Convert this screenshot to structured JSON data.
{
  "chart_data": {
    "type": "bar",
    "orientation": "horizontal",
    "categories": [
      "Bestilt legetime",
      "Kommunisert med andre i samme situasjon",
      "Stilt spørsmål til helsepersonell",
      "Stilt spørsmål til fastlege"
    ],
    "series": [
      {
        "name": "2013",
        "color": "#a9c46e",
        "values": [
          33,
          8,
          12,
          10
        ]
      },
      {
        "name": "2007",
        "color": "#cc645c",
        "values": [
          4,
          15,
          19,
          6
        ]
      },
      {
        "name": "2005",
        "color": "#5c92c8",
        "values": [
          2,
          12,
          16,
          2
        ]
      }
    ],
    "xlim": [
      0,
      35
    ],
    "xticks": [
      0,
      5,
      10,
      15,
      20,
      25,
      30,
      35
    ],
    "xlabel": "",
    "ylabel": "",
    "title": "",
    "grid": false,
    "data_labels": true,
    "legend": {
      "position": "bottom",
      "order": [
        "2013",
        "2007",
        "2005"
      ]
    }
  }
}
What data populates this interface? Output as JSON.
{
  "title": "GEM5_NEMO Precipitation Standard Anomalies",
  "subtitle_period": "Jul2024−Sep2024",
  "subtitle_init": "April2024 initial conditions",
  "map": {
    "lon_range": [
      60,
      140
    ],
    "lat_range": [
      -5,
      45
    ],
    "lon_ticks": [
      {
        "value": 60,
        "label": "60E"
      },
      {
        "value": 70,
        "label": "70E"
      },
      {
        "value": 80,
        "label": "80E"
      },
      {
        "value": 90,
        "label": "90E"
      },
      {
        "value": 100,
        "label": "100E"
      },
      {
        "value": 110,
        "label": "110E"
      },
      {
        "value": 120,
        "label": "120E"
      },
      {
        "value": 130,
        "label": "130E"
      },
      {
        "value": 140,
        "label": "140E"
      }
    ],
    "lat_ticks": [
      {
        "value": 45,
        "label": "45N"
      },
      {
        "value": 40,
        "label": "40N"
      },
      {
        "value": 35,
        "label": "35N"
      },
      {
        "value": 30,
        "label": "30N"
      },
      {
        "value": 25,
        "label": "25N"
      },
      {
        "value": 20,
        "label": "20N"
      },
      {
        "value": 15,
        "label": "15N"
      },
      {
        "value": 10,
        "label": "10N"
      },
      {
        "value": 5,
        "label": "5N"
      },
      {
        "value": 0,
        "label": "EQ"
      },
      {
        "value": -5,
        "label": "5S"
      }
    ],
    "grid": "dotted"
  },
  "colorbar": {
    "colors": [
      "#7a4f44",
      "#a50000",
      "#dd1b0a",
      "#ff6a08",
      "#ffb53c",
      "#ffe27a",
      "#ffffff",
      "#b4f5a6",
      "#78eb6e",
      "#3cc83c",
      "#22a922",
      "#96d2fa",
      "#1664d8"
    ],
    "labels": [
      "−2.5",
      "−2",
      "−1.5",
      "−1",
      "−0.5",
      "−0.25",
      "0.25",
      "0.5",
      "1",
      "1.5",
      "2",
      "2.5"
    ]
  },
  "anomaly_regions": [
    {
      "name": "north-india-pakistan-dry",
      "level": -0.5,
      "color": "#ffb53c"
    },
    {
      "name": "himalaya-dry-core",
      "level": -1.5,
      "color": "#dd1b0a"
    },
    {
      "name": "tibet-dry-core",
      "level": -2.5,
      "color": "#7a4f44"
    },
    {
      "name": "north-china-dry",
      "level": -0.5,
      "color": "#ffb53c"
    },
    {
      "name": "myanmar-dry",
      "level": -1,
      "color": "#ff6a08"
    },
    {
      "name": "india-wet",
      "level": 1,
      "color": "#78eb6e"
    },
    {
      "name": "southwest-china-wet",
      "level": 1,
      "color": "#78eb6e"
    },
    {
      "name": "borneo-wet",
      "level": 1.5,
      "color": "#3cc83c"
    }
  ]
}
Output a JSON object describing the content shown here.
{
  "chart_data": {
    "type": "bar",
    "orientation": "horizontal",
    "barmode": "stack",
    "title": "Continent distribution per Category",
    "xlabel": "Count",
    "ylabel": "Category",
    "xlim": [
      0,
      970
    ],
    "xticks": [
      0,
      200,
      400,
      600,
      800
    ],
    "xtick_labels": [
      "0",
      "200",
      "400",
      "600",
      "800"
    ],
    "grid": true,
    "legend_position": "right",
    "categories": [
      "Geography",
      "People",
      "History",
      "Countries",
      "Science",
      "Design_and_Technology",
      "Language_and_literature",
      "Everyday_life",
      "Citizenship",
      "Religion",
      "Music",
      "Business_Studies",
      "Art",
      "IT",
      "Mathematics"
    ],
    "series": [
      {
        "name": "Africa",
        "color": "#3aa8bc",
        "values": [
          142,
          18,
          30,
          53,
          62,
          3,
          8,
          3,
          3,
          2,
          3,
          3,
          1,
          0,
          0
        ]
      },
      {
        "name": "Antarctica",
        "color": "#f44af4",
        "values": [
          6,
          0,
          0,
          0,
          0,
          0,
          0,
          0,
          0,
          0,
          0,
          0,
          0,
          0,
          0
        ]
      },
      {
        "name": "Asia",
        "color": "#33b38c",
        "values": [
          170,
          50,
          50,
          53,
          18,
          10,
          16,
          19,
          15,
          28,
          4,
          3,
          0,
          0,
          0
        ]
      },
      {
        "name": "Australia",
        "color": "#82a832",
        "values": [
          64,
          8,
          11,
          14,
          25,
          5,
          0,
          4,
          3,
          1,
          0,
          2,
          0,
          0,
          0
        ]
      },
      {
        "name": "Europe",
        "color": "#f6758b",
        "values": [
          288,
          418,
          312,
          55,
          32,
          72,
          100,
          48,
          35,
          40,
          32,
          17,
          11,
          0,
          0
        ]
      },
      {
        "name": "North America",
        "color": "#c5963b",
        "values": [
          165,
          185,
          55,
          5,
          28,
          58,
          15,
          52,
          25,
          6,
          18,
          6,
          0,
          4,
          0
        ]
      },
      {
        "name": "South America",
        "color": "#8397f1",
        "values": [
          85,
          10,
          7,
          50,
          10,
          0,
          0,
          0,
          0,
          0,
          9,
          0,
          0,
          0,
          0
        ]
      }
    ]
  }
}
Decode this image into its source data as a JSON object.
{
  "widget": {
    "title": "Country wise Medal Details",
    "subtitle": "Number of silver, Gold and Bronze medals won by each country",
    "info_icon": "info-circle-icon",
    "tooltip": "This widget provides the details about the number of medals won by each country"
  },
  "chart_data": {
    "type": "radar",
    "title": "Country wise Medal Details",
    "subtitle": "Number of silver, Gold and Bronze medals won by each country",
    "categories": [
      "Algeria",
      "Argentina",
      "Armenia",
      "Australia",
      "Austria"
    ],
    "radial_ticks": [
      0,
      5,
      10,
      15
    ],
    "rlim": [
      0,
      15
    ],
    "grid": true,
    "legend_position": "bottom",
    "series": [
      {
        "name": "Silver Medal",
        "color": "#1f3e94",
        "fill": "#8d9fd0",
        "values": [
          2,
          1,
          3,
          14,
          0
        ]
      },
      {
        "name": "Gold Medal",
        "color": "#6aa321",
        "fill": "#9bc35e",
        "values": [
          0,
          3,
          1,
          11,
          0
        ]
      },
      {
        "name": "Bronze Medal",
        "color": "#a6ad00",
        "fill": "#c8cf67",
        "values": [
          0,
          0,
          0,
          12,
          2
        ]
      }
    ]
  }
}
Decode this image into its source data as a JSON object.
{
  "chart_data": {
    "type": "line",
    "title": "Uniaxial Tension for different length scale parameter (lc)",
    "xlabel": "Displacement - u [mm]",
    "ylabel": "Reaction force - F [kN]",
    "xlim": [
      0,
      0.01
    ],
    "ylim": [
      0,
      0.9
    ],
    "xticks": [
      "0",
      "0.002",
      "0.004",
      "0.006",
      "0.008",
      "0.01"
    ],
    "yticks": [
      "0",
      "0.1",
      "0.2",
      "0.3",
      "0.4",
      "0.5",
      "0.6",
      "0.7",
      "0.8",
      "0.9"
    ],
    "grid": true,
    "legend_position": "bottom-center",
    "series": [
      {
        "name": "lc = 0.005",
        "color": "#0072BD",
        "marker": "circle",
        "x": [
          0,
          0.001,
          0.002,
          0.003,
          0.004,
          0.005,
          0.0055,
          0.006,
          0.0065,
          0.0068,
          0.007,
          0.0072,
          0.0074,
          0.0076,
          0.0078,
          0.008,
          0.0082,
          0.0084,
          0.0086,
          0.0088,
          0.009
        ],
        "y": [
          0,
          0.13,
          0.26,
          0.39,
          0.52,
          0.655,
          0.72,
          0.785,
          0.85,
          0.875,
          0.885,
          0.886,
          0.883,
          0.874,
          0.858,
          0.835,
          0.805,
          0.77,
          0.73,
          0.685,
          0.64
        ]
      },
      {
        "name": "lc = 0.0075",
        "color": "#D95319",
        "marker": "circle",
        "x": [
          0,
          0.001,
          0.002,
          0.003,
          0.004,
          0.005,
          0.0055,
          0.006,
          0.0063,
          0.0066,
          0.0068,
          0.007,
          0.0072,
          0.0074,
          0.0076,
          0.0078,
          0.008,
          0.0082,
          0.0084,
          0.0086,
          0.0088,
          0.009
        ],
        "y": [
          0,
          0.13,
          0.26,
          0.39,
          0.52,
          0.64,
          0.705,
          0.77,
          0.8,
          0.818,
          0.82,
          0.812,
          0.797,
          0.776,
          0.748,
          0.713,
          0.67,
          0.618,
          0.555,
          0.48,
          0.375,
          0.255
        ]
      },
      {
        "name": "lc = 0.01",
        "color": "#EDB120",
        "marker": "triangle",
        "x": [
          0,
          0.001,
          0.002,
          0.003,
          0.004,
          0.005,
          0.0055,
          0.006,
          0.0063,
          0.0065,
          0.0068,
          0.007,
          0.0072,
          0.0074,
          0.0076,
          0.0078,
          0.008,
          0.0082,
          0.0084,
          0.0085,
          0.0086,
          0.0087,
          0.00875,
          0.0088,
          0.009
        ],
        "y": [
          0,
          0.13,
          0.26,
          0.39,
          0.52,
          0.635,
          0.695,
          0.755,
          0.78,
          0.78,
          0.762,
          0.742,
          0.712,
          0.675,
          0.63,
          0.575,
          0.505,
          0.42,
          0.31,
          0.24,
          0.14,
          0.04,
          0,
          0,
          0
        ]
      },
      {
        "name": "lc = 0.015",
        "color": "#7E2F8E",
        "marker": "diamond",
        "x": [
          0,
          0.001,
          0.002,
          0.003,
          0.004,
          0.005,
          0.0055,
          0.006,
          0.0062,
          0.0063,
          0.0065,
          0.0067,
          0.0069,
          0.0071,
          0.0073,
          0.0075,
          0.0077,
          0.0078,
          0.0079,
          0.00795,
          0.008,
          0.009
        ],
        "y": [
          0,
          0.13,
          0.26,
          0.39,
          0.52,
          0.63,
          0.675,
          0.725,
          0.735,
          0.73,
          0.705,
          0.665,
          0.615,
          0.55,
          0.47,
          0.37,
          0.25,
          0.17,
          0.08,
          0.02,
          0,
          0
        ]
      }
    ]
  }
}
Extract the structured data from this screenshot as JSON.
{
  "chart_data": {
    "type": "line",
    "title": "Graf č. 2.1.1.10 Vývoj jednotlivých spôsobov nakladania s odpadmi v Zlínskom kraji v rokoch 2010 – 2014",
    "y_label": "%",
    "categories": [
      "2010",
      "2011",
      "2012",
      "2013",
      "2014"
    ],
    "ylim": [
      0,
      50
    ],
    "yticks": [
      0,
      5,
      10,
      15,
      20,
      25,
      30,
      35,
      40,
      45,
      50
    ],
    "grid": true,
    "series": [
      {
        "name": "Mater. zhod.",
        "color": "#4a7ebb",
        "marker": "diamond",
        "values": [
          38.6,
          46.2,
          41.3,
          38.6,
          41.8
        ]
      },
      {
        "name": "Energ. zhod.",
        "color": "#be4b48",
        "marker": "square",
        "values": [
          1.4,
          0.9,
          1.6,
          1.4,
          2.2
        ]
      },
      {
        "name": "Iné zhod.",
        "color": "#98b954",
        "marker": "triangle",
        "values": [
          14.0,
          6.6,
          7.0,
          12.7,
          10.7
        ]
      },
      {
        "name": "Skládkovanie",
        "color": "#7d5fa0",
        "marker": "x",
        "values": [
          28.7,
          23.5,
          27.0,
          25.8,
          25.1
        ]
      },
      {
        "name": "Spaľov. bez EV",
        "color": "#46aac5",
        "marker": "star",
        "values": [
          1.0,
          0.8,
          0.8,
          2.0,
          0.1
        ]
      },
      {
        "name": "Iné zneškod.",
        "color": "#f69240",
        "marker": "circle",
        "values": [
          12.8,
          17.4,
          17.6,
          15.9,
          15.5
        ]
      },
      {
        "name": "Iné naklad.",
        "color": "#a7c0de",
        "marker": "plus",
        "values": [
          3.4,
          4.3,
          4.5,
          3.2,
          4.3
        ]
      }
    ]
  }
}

# TASK OBJECTIVE
Select every line where the word "china" occurs.

# FINISHED EXERCISE
      "name": "north-china-dry",
      "name": "southwest-china-wet",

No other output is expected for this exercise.